==== Listed entries

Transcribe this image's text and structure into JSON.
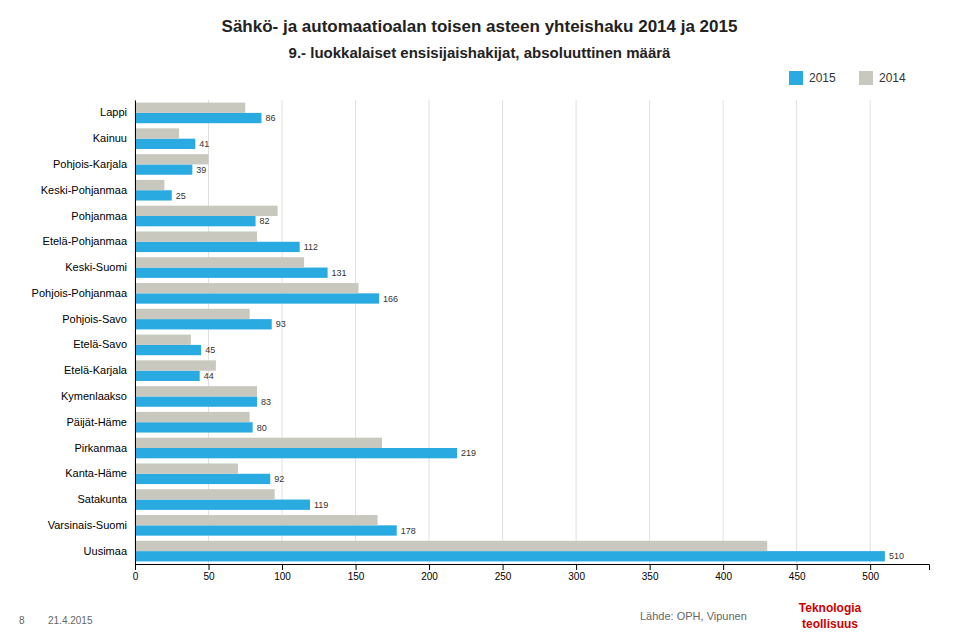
{
  "chart_data": {
    "type": "bar",
    "orientation": "horizontal",
    "title": "Sähkö- ja automaatioalan toisen asteen yhteishaku 2014 ja 2015",
    "subtitle": "9.- luokkalaiset ensisijaishakijat, absoluuttinen määrä",
    "categories": [
      "Lappi",
      "Kainuu",
      "Pohjois-Karjala",
      "Keski-Pohjanmaa",
      "Pohjanmaa",
      "Etelä-Pohjanmaa",
      "Keski-Suomi",
      "Pohjois-Pohjanmaa",
      "Pohjois-Savo",
      "Etelä-Savo",
      "Etelä-Karjala",
      "Kymenlaakso",
      "Päijät-Häme",
      "Pirkanmaa",
      "Kanta-Häme",
      "Satakunta",
      "Varsinais-Suomi",
      "Uusimaa"
    ],
    "series": [
      {
        "name": "2015",
        "color": "#29ABE2",
        "data_labels": true,
        "values": [
          86,
          41,
          39,
          25,
          82,
          112,
          131,
          166,
          93,
          45,
          44,
          83,
          80,
          219,
          92,
          119,
          178,
          510
        ]
      },
      {
        "name": "2014",
        "color": "#C8C8BE",
        "values": [
          75,
          30,
          50,
          20,
          97,
          83,
          115,
          152,
          78,
          38,
          55,
          83,
          78,
          168,
          70,
          95,
          165,
          430
        ]
      }
    ],
    "xlim": [
      0,
      540
    ],
    "xticks": [
      0,
      50,
      100,
      150,
      200,
      250,
      300,
      350,
      400,
      450,
      500
    ],
    "grid": true,
    "legend": "upper right",
    "annotations": [
      {
        "text": "8"
      },
      {
        "text": "21.4.2015"
      },
      {
        "text": "Lähde: OPH, Vipunen"
      },
      {
        "text": "Teknologia",
        "color": "#CC0000"
      },
      {
        "text": "teollisuus",
        "color": "#CC0000"
      }
    ]
  }
}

========

[Work to complete]:
Give the data again exactly as written, with all pictures left out.

[Exercise result]:
Transcribe this image's text and structure into JSON.
{
  "chart_data": {
    "type": "bar",
    "orientation": "horizontal",
    "title": "Sähkö- ja automaatioalan toisen asteen yhteishaku 2014 ja 2015",
    "subtitle": "9.- luokkalaiset ensisijaishakijat, absoluuttinen määrä",
    "categories": [
      "Lappi",
      "Kainuu",
      "Pohjois-Karjala",
      "Keski-Pohjanmaa",
      "Pohjanmaa",
      "Etelä-Pohjanmaa",
      "Keski-Suomi",
      "Pohjois-Pohjanmaa",
      "Pohjois-Savo",
      "Etelä-Savo",
      "Etelä-Karjala",
      "Kymenlaakso",
      "Päijät-Häme",
      "Pirkanmaa",
      "Kanta-Häme",
      "Satakunta",
      "Varsinais-Suomi",
      "Uusimaa"
    ],
    "series": [
      {
        "name": "2015",
        "color": "#29ABE2",
        "data_labels": true,
        "values": [
          86,
          41,
          39,
          25,
          82,
          112,
          131,
          166,
          93,
          45,
          44,
          83,
          80,
          219,
          92,
          119,
          178,
          510
        ]
      },
      {
        "name": "2014",
        "color": "#C8C8BE",
        "values": [
          75,
          30,
          50,
          20,
          97,
          83,
          115,
          152,
          78,
          38,
          55,
          83,
          78,
          168,
          70,
          95,
          165,
          430
        ]
      }
    ],
    "xlim": [
      0,
      540
    ],
    "xticks": [
      0,
      50,
      100,
      150,
      200,
      250,
      300,
      350,
      400,
      450,
      500
    ],
    "grid": true,
    "legend": "upper right",
    "annotations": [
      {
        "text": "8"
      },
      {
        "text": "21.4.2015"
      },
      {
        "text": "Lähde: OPH, Vipunen"
      },
      {
        "text": "Teknologia",
        "color": "#CC0000"
      },
      {
        "text": "teollisuus",
        "color": "#CC0000"
      }
    ]
  }
}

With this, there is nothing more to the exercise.